◆ **Directions for this task**: Each line of the material below that holds the word "items" needs to be copied.

+++

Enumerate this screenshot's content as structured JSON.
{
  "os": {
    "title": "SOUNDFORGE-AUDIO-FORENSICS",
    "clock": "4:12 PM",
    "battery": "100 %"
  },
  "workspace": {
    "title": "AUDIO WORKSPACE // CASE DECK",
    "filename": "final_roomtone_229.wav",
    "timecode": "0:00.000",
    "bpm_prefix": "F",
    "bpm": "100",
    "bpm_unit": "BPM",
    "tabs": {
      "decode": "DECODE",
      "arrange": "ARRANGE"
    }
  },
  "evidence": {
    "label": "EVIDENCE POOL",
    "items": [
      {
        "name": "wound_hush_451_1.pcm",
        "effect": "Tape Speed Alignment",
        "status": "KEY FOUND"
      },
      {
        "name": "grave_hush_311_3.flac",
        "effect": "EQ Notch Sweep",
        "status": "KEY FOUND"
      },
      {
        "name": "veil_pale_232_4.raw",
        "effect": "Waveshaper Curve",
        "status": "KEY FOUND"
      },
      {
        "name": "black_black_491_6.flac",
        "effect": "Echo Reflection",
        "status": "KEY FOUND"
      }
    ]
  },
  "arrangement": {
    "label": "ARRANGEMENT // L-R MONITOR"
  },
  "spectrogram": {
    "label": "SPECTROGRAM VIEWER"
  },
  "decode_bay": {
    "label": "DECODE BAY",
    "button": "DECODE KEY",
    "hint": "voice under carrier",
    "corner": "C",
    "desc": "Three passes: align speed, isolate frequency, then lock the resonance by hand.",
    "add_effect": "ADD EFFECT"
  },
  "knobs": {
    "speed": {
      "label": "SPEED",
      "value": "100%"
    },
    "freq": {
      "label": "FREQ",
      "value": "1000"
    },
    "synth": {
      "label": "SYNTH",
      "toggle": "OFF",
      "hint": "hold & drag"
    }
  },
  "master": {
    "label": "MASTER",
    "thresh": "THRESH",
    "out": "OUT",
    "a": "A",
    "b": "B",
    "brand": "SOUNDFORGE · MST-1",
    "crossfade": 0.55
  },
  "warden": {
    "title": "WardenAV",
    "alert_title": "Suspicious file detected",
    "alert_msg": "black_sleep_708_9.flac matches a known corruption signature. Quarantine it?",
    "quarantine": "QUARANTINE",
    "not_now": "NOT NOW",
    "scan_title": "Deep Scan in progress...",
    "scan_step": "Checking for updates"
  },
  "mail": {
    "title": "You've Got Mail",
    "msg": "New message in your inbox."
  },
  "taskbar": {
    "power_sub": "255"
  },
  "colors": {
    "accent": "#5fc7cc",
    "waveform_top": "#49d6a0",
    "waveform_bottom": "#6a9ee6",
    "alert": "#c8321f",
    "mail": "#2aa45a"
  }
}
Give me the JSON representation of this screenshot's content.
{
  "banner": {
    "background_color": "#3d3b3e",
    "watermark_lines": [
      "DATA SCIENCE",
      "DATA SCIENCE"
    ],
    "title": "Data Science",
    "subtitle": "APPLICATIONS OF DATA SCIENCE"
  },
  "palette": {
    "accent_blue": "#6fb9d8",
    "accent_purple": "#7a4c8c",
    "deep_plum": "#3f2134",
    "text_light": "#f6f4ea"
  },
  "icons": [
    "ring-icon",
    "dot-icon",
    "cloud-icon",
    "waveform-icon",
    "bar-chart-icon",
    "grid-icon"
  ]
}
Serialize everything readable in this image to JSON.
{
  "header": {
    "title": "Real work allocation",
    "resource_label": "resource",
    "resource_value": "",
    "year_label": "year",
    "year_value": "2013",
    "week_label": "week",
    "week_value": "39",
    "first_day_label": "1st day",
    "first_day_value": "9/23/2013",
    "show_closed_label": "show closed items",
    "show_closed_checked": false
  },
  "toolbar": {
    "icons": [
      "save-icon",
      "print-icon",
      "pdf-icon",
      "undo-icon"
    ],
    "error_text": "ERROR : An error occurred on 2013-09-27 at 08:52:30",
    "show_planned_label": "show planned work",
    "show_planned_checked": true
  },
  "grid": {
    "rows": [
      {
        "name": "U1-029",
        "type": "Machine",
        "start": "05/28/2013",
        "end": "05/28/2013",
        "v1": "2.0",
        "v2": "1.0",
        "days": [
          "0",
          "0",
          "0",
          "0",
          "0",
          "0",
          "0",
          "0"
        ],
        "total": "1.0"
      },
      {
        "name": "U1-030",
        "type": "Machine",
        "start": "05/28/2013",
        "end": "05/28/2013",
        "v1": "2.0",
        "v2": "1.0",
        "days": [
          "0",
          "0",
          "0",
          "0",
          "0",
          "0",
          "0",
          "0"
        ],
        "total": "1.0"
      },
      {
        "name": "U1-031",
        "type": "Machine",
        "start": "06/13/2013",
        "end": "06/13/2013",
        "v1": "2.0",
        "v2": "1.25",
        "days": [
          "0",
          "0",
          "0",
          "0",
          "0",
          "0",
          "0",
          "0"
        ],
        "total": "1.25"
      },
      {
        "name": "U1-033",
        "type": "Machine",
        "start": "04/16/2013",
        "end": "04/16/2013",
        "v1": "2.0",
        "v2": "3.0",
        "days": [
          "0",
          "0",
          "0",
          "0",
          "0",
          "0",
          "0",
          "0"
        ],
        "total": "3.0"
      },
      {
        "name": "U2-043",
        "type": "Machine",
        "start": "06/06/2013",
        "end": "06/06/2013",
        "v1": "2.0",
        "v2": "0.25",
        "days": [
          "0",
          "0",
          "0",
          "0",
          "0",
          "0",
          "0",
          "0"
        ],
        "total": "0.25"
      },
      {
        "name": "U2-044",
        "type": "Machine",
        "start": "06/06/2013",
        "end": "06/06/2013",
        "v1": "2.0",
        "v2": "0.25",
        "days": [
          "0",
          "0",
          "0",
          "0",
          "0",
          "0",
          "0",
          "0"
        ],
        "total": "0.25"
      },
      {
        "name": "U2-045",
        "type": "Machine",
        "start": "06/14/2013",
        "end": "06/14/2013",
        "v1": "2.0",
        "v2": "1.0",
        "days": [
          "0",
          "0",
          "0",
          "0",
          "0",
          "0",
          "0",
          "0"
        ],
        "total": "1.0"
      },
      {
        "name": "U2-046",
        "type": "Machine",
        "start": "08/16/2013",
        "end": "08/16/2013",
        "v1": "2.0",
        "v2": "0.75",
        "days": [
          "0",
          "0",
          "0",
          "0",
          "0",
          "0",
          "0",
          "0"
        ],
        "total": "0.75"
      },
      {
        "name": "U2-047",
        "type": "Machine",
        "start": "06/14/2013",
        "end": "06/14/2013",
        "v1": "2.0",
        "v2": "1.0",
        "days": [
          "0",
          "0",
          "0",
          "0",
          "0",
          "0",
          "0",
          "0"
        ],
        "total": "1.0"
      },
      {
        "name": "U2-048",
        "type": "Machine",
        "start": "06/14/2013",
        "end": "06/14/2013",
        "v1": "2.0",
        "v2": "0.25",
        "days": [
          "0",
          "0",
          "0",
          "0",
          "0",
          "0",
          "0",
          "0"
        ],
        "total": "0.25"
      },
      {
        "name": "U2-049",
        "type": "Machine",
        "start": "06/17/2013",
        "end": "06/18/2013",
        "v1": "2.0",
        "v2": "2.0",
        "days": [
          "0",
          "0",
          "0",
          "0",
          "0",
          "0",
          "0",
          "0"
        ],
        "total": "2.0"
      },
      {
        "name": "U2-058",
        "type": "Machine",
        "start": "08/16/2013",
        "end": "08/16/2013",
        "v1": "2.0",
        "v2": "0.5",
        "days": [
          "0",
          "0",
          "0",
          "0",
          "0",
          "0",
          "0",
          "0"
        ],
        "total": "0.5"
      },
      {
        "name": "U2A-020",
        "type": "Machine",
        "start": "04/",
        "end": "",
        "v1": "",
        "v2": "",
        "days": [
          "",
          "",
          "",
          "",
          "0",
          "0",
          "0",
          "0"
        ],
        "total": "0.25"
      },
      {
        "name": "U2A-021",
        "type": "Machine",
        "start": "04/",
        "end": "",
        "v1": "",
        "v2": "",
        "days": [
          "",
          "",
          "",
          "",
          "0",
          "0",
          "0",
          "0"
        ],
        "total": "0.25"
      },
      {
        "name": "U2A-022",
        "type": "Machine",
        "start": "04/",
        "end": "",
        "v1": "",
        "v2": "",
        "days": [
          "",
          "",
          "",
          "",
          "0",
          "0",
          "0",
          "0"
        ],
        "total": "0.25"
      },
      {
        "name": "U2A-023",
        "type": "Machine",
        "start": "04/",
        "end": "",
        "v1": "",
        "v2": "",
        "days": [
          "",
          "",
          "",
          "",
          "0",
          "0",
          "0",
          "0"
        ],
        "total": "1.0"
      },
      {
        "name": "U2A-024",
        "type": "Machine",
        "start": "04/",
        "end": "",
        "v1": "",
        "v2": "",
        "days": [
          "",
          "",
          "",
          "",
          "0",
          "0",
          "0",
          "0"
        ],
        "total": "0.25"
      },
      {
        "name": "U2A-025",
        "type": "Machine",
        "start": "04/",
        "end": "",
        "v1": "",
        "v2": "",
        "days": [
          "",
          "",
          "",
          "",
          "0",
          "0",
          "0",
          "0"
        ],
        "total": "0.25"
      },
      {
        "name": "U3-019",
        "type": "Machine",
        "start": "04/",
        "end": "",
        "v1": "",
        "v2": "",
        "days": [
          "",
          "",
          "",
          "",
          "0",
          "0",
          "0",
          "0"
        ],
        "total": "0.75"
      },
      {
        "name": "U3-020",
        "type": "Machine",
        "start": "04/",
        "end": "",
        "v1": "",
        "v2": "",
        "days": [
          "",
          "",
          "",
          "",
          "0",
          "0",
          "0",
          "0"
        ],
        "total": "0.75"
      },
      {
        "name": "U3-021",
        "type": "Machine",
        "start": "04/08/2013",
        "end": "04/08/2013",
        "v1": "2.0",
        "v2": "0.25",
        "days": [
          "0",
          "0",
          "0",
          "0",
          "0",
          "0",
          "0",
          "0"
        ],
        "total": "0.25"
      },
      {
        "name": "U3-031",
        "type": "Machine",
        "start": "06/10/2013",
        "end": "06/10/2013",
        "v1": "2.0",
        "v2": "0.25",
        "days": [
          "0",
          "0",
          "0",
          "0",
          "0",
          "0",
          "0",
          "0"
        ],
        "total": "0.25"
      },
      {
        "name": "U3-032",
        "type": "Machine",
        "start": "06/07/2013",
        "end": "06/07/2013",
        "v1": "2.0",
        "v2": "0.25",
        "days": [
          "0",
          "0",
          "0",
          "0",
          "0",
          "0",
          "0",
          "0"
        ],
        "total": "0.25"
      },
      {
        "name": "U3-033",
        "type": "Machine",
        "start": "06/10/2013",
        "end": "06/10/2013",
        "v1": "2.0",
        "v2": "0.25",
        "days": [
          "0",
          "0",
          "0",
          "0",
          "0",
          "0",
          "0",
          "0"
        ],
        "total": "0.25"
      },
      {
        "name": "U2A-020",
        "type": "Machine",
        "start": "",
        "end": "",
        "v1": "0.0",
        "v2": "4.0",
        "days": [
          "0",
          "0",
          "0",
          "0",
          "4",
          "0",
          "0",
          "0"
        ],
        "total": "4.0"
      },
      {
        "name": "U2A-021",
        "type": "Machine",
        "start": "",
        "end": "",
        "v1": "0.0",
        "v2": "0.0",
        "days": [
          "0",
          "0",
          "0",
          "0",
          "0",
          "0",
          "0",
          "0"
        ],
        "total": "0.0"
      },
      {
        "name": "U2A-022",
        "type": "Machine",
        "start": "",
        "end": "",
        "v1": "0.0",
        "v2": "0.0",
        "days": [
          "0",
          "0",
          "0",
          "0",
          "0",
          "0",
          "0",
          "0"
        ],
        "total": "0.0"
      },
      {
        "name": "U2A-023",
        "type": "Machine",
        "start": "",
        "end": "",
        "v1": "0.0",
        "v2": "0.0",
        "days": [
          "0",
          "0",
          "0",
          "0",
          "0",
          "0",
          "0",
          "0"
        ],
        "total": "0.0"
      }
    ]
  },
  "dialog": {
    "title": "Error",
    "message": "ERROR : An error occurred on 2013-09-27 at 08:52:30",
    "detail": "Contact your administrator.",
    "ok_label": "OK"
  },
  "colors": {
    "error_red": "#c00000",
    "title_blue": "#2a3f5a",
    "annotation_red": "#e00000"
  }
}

+++

◆ **Task result**:
    "items": [
    "show_closed_label": "show closed items",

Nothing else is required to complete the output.